Starting at the line that contains "Decode this image", restate each line word for word through the final line of the data, keeping both ends.

===== Information shown

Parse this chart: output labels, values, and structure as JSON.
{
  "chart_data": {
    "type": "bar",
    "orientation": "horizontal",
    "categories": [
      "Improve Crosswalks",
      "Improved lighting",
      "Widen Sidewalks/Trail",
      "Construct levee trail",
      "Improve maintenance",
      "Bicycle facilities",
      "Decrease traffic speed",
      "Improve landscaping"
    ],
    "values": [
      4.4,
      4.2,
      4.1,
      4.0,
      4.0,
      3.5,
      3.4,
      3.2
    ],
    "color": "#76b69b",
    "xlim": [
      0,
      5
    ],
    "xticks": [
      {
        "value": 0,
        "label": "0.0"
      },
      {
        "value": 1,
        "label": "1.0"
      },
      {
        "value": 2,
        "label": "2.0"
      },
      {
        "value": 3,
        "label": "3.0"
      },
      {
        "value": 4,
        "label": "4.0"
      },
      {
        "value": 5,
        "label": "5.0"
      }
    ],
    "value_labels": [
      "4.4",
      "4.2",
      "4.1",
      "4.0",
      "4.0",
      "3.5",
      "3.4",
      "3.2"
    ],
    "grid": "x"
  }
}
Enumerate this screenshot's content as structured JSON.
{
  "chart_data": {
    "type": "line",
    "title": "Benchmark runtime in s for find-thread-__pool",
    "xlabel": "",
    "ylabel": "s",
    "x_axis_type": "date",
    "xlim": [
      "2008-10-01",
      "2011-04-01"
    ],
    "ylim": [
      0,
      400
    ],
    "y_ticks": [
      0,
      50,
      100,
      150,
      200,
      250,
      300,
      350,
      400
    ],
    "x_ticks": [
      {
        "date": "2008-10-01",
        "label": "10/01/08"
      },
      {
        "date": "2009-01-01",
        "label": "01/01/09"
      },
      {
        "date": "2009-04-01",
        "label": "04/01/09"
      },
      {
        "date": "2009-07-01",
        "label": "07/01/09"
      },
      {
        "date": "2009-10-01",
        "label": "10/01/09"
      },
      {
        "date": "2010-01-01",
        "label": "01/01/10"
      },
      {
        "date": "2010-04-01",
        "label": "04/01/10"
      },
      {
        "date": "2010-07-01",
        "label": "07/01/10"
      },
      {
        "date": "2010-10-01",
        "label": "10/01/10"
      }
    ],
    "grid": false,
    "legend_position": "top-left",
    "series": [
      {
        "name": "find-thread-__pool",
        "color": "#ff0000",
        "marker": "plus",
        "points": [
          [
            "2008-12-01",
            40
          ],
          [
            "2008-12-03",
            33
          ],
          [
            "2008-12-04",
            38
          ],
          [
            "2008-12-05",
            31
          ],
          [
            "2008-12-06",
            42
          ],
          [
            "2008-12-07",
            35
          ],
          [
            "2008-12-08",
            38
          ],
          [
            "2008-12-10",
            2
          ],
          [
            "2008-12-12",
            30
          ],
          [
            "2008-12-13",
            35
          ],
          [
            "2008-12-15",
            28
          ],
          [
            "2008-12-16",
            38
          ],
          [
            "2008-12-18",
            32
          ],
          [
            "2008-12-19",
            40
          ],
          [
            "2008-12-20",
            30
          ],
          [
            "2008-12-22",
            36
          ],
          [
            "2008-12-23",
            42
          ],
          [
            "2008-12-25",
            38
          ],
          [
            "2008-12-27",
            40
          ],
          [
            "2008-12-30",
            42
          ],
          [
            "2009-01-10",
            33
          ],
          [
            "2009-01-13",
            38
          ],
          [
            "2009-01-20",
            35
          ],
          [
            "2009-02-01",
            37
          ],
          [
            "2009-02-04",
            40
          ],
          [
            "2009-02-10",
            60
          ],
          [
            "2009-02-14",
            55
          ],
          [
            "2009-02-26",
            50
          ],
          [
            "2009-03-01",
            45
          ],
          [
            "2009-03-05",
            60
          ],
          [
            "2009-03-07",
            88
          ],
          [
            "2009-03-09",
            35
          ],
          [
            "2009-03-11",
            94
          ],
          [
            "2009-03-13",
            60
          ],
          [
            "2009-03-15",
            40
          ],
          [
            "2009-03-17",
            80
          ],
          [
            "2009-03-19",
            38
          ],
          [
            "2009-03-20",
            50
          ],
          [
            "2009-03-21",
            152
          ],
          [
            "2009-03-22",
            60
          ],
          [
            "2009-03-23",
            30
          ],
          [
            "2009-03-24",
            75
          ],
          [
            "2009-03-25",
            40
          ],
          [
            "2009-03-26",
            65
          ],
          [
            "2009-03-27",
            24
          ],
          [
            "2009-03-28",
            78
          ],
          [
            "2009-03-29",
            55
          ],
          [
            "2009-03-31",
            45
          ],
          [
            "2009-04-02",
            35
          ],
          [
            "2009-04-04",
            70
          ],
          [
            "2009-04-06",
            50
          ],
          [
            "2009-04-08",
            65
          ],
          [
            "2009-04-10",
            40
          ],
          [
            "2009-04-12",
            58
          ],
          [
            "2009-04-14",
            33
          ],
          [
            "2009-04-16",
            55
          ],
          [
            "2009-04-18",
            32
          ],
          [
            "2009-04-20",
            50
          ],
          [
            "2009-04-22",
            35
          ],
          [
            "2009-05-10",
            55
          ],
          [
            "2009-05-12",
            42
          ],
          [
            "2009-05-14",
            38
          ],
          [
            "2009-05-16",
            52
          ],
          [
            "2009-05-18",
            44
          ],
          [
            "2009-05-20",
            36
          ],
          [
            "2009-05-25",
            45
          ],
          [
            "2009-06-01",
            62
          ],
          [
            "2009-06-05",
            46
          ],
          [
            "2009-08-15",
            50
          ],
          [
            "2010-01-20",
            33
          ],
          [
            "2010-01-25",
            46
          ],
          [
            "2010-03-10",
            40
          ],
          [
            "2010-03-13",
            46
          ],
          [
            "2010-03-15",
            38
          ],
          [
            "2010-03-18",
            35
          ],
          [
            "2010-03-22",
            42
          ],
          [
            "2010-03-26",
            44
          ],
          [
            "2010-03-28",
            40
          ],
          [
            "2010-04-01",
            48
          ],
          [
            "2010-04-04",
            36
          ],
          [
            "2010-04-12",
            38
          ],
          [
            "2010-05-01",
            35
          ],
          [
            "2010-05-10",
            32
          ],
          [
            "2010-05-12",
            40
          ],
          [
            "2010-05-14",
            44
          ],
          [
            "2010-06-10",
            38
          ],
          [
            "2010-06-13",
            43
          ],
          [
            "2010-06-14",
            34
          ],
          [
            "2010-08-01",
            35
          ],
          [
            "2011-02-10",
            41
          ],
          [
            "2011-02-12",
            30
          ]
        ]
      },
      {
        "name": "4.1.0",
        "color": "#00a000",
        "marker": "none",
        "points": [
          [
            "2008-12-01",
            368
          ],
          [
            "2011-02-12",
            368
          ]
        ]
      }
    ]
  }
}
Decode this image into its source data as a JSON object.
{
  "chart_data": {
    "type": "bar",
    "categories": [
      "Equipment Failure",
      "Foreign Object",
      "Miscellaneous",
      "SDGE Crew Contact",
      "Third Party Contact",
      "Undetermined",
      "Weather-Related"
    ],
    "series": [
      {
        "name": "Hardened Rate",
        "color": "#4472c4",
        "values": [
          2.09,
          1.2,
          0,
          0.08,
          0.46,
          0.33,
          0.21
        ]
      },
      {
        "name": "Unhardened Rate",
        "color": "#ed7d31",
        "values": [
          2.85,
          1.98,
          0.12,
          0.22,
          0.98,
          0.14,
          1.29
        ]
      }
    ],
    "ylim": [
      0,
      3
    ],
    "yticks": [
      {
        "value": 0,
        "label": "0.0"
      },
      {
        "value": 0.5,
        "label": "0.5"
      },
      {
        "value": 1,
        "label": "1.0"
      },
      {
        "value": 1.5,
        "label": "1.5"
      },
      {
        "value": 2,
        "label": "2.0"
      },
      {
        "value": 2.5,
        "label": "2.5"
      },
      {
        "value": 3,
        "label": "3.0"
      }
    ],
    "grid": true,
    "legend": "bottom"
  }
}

==========

[Task answer]
Decode this image into its source data as a JSON object.
{
  "chart_data": {
    "type": "bar",
    "categories": [
      "Equipment Failure",
      "Foreign Object",
      "Miscellaneous",
      "SDGE Crew Contact",
      "Third Party Contact",
      "Undetermined",
      "Weather-Related"
    ],
    "series": [
      {
        "name": "Hardened Rate",
        "color": "#4472c4",
        "values": [
          2.09,
          1.2,
          0,
          0.08,
          0.46,
          0.33,
          0.21
        ]
      },
      {
        "name": "Unhardened Rate",
        "color": "#ed7d31",
        "values": [
          2.85,
          1.98,
          0.12,
          0.22,
          0.98,
          0.14,
          1.29
        ]
      }
    ],
    "ylim": [
      0,
      3
    ],
    "yticks": [
      {
        "value": 0,
        "label": "0.0"
      },
      {
        "value": 0.5,
        "label": "0.5"
      },
      {
        "value": 1,
        "label": "1.0"
      },
      {
        "value": 1.5,
        "label": "1.5"
      },
      {
        "value": 2,
        "label": "2.0"
      },
      {
        "value": 2.5,
        "label": "2.5"
      },
      {
        "value": 3,
        "label": "3.0"
      }
    ],
    "grid": true,
    "legend": "bottom"
  }
}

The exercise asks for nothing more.